▶ _Given instruction_
Return the entries below verbatim. Pictures stay out.

start Information given

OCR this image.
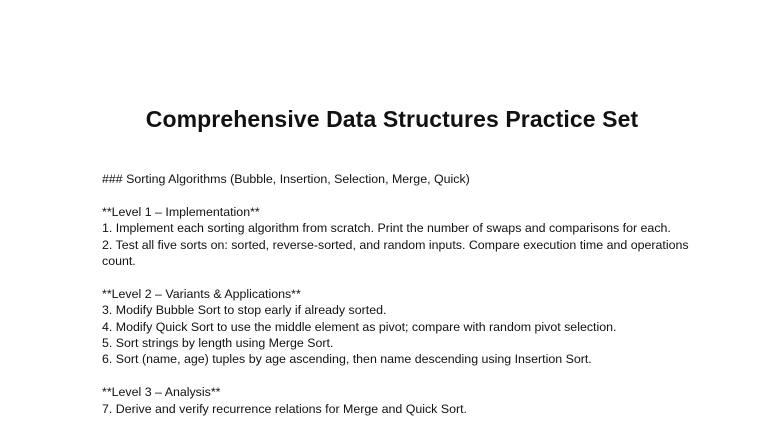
Comprehensive Data Structures Practice Set
### Sorting Algorithms (Bubble, Insertion, Selection, Merge, Quick)
**Level 1 – Implementation**
1. Implement each sorting algorithm from scratch. Print the number of swaps and comparisons for each.
2. Test all five sorts on: sorted, reverse-sorted, and random inputs. Compare execution time and operations count.
**Level 2 – Variants & Applications**
3. Modify Bubble Sort to stop early if already sorted.
4. Modify Quick Sort to use the middle element as pivot; compare with random pivot selection.
5. Sort strings by length using Merge Sort.
6. Sort (name, age) tuples by age ascending, then name descending using Insertion Sort.
**Level 3 – Analysis**
7. Derive and verify recurrence relations for Merge and Quick Sort.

end Information given

▶ _Exercise solution_
OCR this image.
Comprehensive Data Structures Practice Set
### Sorting Algorithms (Bubble, Insertion, Selection, Merge, Quick)
**Level 1 – Implementation**
1. Implement each sorting algorithm from scratch. Print the number of swaps and comparisons for each.
2. Test all five sorts on: sorted, reverse-sorted, and random inputs. Compare execution time and operations count.
**Level 2 – Variants & Applications**
3. Modify Bubble Sort to stop early if already sorted.
4. Modify Quick Sort to use the middle element as pivot; compare with random pivot selection.
5. Sort strings by length using Merge Sort.
6. Sort (name, age) tuples by age ascending, then name descending using Insertion Sort.
**Level 3 – Analysis**
7. Derive and verify recurrence relations for Merge and Quick Sort.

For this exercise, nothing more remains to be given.